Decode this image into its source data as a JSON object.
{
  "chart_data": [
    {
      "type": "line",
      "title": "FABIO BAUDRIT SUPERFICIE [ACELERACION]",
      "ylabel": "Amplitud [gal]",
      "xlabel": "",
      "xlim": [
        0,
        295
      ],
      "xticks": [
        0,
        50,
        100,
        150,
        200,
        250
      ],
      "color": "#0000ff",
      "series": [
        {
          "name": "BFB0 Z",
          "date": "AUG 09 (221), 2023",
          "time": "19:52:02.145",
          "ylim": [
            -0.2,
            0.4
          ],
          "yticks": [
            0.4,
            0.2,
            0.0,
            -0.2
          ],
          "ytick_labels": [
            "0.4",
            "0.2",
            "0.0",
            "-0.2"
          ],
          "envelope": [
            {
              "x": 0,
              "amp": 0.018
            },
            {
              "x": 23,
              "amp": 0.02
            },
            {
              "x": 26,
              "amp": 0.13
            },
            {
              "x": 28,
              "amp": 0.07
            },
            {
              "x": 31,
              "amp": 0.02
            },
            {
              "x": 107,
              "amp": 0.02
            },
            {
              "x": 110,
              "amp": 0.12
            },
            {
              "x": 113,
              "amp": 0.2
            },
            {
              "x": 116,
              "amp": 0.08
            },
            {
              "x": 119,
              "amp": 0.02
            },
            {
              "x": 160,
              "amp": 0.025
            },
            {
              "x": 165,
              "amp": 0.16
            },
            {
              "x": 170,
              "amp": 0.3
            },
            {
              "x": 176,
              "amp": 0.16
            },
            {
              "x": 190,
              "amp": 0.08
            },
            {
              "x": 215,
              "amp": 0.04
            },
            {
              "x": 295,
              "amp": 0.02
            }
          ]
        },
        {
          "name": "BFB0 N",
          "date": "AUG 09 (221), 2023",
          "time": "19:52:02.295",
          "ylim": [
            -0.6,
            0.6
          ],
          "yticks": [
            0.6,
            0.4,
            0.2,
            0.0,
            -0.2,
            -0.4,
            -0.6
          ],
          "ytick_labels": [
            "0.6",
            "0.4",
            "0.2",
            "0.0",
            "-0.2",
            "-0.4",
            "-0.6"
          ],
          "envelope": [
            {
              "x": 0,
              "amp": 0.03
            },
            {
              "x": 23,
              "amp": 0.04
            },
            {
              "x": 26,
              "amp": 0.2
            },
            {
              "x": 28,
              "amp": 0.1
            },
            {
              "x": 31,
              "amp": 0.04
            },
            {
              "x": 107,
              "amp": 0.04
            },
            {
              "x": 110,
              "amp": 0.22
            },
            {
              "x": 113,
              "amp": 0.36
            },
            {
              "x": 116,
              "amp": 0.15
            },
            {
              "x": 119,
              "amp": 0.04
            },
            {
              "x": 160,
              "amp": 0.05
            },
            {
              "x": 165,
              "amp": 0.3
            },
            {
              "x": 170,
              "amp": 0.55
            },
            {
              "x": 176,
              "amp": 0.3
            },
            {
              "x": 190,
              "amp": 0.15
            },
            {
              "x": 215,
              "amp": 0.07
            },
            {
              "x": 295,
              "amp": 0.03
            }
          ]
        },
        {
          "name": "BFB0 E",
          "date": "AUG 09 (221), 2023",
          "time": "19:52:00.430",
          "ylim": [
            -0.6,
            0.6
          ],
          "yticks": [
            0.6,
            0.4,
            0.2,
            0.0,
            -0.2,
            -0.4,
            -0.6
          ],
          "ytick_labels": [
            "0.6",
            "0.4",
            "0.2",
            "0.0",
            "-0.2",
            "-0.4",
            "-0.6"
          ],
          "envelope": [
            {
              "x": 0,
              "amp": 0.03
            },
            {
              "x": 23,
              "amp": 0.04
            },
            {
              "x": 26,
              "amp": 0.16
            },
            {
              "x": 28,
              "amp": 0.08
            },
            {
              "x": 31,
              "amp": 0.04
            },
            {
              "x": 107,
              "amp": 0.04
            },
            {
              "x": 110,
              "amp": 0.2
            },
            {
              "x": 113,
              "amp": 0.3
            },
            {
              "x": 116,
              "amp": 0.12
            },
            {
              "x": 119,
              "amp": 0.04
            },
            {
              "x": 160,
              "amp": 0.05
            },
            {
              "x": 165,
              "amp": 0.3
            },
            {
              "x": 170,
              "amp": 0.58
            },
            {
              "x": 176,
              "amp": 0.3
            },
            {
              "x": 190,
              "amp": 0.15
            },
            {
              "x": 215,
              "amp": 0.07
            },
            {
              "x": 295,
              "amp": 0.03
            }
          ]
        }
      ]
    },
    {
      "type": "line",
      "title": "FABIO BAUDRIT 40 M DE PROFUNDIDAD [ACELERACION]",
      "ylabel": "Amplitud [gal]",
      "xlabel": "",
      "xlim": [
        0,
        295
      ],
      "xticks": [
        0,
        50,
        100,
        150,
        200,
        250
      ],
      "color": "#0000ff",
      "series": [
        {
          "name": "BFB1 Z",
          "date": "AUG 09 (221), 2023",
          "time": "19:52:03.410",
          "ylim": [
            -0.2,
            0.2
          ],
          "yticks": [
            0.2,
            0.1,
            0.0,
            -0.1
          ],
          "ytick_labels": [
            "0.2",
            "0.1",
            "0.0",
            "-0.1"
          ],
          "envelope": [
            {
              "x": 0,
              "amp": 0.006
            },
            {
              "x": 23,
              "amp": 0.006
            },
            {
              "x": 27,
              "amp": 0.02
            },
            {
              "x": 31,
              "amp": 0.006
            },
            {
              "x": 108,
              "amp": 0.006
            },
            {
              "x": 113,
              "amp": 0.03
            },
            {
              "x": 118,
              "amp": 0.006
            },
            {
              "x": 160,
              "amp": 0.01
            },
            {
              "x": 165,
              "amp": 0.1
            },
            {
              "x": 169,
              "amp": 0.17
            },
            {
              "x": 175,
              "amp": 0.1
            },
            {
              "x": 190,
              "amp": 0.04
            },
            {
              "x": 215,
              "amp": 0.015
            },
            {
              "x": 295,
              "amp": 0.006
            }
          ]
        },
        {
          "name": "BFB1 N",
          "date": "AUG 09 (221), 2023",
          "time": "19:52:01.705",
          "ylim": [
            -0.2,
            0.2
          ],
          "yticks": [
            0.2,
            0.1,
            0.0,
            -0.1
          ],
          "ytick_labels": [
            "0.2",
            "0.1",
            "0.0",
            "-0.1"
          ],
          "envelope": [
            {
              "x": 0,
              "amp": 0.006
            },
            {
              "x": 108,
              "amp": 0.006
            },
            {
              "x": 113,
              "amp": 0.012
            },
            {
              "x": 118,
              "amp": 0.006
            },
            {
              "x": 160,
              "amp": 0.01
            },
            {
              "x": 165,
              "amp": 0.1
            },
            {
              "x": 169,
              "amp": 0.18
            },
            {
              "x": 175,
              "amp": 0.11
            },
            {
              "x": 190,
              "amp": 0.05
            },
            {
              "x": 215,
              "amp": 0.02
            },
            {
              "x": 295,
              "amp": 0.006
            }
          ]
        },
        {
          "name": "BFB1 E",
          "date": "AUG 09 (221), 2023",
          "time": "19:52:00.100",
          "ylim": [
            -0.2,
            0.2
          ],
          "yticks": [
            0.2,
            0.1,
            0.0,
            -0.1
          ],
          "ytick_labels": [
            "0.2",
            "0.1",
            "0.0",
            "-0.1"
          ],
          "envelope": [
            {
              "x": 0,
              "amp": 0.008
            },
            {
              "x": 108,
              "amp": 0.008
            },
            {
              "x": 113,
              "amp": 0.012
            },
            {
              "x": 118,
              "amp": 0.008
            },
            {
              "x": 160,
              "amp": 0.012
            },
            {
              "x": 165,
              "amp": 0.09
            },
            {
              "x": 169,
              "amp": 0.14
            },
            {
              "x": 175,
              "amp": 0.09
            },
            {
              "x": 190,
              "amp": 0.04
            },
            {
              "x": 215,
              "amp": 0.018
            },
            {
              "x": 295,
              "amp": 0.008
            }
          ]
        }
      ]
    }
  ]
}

**Short exercise:** In the entries above, locate every line with the word "name" and copy it.

**Answer to this task:**
          "name": "BFB0 Z",
          "name": "BFB0 N",
          "name": "BFB0 E",
          "name": "BFB1 Z",
          "name": "BFB1 N",
          "name": "BFB1 E",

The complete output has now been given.